> **WHAT YOU NEED TO DO**
Look below and pull out each line with the word "ҡапланған".

^^^^^^^^

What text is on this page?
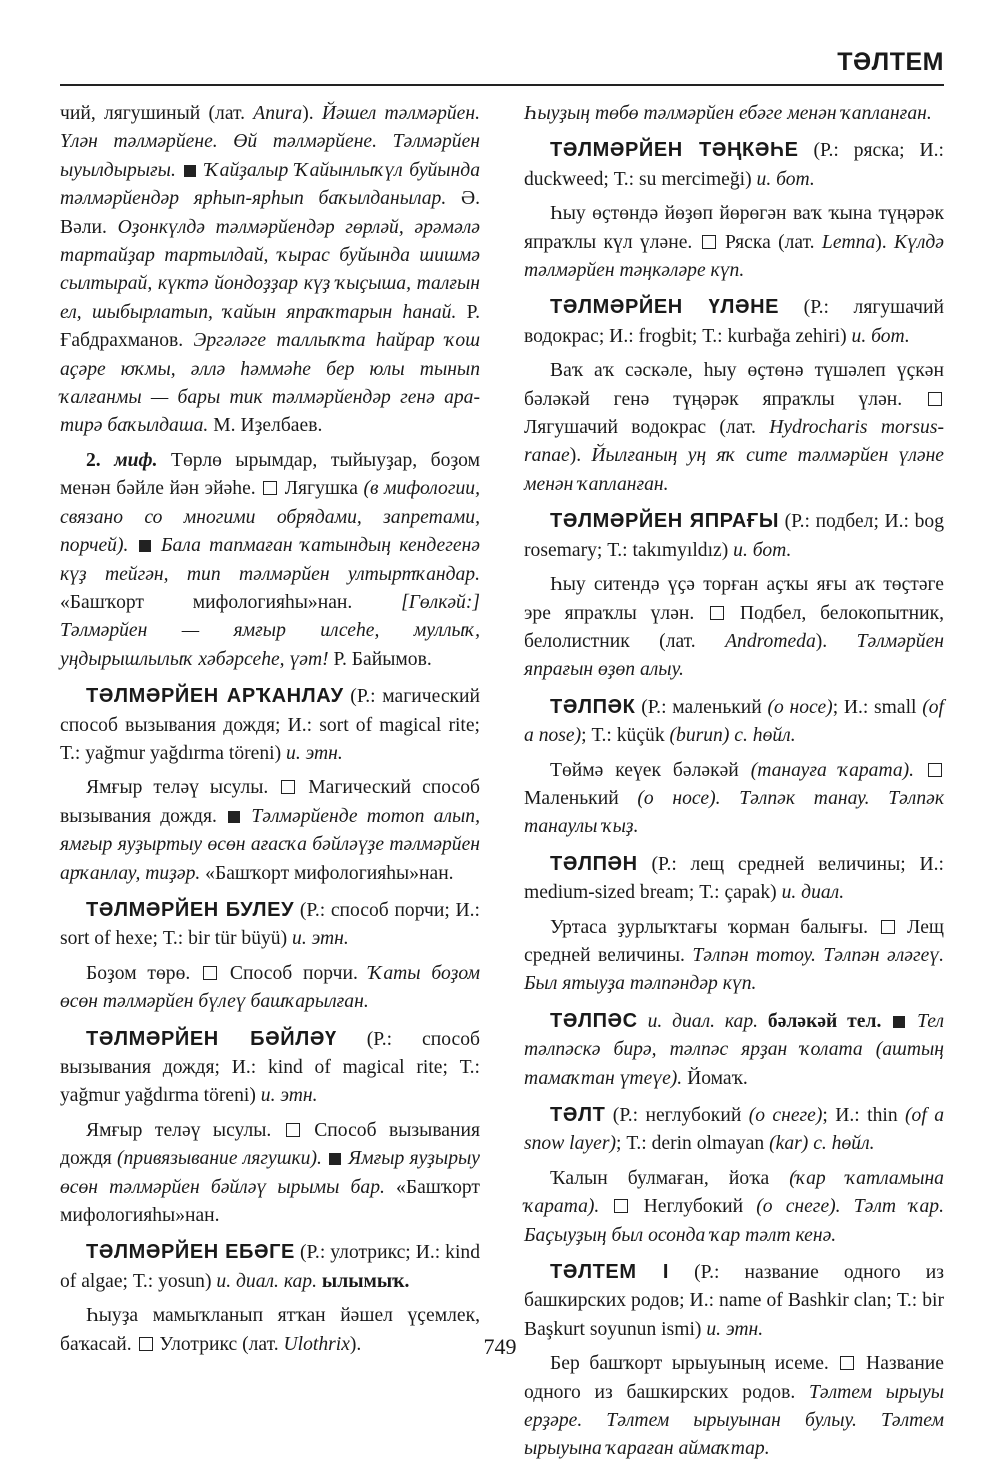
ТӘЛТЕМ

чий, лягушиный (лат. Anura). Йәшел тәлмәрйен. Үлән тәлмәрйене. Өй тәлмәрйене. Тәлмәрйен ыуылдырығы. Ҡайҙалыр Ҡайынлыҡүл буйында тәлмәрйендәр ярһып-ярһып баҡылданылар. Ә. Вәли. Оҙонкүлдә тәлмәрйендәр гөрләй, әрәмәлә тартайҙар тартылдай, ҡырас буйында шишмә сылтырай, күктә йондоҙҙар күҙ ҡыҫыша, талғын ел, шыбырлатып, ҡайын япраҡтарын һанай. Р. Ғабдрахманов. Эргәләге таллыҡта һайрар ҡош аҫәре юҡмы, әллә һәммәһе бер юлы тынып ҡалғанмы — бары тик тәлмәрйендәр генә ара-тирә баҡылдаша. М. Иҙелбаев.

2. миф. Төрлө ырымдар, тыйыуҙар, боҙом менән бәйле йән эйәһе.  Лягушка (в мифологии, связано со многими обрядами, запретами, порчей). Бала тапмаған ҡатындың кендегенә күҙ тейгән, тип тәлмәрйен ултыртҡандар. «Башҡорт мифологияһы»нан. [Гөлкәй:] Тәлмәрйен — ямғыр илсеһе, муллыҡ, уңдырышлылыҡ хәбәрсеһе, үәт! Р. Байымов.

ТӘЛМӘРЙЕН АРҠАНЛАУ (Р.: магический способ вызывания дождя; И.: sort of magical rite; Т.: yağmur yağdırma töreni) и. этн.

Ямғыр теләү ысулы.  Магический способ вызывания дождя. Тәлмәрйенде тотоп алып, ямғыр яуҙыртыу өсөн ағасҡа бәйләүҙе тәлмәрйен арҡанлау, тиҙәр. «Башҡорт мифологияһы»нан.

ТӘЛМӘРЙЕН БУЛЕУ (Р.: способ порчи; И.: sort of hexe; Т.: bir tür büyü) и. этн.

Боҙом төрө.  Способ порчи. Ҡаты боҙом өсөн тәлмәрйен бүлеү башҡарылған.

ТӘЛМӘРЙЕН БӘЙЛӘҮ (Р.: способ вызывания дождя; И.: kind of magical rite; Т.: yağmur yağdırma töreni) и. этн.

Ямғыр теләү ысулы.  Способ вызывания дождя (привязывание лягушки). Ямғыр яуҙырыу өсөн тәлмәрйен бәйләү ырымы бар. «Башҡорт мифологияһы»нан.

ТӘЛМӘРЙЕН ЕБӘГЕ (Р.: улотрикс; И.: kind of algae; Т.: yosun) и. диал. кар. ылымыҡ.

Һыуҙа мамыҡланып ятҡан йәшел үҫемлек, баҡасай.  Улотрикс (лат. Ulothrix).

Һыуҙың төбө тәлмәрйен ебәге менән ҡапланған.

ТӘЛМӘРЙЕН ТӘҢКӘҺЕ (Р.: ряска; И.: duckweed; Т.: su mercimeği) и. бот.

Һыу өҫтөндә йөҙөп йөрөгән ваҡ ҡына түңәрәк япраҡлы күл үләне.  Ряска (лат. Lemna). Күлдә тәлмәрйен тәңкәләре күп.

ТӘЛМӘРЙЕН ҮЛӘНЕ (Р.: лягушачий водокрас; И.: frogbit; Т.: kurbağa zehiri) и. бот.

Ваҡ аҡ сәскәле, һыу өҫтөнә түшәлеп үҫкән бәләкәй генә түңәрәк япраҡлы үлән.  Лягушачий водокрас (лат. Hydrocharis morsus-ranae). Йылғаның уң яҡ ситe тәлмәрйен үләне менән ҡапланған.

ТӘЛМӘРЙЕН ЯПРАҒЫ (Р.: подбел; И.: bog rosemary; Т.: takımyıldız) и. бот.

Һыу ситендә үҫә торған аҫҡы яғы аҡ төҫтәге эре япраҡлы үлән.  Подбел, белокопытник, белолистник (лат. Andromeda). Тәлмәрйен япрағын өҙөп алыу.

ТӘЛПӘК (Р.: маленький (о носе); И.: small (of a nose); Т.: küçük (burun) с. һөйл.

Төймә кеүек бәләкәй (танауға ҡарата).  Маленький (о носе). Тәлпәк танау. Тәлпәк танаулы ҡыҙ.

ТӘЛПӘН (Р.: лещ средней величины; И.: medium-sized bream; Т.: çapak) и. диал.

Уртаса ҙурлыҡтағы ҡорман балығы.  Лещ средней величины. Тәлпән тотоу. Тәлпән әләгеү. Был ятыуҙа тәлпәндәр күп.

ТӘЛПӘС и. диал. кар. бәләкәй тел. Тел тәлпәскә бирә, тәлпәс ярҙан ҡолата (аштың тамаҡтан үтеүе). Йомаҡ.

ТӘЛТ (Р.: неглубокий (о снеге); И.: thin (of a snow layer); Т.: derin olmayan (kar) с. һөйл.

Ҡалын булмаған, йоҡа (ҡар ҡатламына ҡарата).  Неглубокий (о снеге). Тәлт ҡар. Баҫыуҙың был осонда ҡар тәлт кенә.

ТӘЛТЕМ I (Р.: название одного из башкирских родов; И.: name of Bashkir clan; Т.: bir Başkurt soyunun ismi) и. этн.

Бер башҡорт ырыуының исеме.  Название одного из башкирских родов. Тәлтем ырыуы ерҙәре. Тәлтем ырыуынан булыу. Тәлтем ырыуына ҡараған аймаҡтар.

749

^^^^^^^^

> **TASK RESULT**
Һыуҙың төбө тәлмәрйен ебәге менән ҡапланған.
Ваҡ аҡ сәскәле, һыу өҫтөнә түшәлеп үҫкән бәләкәй генә түңәрәк япраҡлы үлән.  Лягушачий водокрас (лат. Hydrocharis morsus-ranae). Йылғаның уң яҡ ситe тәлмәрйен үләне менән ҡапланған.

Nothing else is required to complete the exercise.